_Problem to work on_
Check each line of the listing, and copy it if it contains the word "marker".
* Start Records for processing *
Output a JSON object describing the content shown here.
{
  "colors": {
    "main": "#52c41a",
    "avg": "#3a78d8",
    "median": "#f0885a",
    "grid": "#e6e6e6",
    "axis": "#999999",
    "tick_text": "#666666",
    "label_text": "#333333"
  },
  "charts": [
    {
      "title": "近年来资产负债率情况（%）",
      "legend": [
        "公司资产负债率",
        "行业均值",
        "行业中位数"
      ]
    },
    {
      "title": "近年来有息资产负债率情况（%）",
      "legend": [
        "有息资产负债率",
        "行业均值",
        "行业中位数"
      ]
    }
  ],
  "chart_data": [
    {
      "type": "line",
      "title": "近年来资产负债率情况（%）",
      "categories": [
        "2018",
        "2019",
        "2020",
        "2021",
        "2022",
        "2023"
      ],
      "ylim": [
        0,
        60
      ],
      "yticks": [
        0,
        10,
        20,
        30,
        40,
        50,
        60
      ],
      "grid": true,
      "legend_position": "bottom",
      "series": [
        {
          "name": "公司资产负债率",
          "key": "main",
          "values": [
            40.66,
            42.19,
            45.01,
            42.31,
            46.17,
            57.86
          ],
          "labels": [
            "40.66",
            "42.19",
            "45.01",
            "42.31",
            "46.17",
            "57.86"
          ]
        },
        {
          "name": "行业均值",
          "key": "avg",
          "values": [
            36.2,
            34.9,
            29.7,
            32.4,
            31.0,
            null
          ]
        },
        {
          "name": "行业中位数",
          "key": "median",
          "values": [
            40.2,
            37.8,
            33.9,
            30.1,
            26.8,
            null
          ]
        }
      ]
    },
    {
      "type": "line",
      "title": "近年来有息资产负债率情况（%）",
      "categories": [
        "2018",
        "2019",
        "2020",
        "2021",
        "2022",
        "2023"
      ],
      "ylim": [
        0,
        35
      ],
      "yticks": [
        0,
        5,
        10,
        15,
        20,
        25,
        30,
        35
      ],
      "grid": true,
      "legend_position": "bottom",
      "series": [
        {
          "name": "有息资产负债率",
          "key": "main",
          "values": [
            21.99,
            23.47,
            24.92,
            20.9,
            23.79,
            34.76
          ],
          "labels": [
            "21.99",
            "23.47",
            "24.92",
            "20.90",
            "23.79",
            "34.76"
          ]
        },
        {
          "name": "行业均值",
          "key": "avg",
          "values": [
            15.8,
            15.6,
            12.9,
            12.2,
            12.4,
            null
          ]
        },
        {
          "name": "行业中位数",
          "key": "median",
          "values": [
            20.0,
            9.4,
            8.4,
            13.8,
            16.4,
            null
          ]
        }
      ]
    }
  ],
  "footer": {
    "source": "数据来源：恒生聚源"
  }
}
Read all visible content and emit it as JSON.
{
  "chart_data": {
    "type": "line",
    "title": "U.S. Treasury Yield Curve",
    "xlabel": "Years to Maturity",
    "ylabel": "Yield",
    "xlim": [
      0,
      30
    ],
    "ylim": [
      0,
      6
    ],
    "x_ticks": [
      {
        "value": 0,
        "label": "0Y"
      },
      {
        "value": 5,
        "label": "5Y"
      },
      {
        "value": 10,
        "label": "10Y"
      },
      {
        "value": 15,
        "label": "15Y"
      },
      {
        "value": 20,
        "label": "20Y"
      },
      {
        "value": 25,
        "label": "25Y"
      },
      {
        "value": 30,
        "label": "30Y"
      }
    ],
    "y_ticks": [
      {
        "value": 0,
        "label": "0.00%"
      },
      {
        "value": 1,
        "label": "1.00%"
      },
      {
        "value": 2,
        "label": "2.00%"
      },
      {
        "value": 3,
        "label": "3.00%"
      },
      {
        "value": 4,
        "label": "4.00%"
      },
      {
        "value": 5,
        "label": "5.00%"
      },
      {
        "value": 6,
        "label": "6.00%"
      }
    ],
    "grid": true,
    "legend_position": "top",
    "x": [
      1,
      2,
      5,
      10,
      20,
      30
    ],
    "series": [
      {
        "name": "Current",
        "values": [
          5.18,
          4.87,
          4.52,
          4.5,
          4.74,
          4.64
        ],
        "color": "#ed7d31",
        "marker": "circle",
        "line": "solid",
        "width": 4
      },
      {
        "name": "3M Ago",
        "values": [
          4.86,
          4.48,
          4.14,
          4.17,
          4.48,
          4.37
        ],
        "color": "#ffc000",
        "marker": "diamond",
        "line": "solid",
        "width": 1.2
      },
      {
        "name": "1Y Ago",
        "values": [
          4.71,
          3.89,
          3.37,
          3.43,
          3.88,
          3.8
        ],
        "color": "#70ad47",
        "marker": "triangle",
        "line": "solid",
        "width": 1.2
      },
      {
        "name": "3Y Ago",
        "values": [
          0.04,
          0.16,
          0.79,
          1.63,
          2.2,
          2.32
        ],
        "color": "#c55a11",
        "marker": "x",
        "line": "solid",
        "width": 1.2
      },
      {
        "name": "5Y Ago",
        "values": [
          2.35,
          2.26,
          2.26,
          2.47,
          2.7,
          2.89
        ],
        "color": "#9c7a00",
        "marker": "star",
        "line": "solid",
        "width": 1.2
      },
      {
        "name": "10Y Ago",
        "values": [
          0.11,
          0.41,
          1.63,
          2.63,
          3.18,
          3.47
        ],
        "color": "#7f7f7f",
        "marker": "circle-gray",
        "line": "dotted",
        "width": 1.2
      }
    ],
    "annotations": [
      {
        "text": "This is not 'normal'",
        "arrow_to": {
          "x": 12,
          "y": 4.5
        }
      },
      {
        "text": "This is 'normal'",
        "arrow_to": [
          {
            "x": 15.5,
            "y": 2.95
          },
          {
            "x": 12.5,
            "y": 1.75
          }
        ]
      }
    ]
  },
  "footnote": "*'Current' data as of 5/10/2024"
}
* End Records for processing *
_Right answer_
        "marker": "circle",
        "marker": "diamond",
        "marker": "triangle",
        "marker": "x",
        "marker": "star",
        "marker": "circle-gray",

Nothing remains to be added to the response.